» Instructions to follow
Are you able to quote each entry exactly as written?

» Dataset content

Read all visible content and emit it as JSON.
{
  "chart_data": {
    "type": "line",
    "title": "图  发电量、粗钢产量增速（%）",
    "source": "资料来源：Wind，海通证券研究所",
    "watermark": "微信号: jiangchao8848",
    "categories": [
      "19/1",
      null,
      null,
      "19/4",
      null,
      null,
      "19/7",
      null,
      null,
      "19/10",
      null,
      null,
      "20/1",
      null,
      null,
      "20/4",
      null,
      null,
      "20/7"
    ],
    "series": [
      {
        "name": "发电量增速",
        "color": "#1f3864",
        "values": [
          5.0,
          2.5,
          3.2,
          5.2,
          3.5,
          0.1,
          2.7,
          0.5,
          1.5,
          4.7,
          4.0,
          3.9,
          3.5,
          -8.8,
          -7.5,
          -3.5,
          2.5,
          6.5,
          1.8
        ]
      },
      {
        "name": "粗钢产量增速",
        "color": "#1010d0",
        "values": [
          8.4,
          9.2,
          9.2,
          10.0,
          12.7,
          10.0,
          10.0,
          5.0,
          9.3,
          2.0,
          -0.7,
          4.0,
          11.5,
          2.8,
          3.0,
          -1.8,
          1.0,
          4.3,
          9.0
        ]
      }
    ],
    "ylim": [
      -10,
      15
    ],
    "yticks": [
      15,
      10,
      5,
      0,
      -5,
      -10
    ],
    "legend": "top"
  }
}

» Response to the task
Read all visible content and emit it as JSON.
{
  "chart_data": {
    "type": "line",
    "title": "图  发电量、粗钢产量增速（%）",
    "source": "资料来源：Wind，海通证券研究所",
    "watermark": "微信号: jiangchao8848",
    "categories": [
      "19/1",
      null,
      null,
      "19/4",
      null,
      null,
      "19/7",
      null,
      null,
      "19/10",
      null,
      null,
      "20/1",
      null,
      null,
      "20/4",
      null,
      null,
      "20/7"
    ],
    "series": [
      {
        "name": "发电量增速",
        "color": "#1f3864",
        "values": [
          5.0,
          2.5,
          3.2,
          5.2,
          3.5,
          0.1,
          2.7,
          0.5,
          1.5,
          4.7,
          4.0,
          3.9,
          3.5,
          -8.8,
          -7.5,
          -3.5,
          2.5,
          6.5,
          1.8
        ]
      },
      {
        "name": "粗钢产量增速",
        "color": "#1010d0",
        "values": [
          8.4,
          9.2,
          9.2,
          10.0,
          12.7,
          10.0,
          10.0,
          5.0,
          9.3,
          2.0,
          -0.7,
          4.0,
          11.5,
          2.8,
          3.0,
          -1.8,
          1.0,
          4.3,
          9.0
        ]
      }
    ],
    "ylim": [
      -10,
      15
    ],
    "yticks": [
      15,
      10,
      5,
      0,
      -5,
      -10
    ],
    "legend": "top"
  }
}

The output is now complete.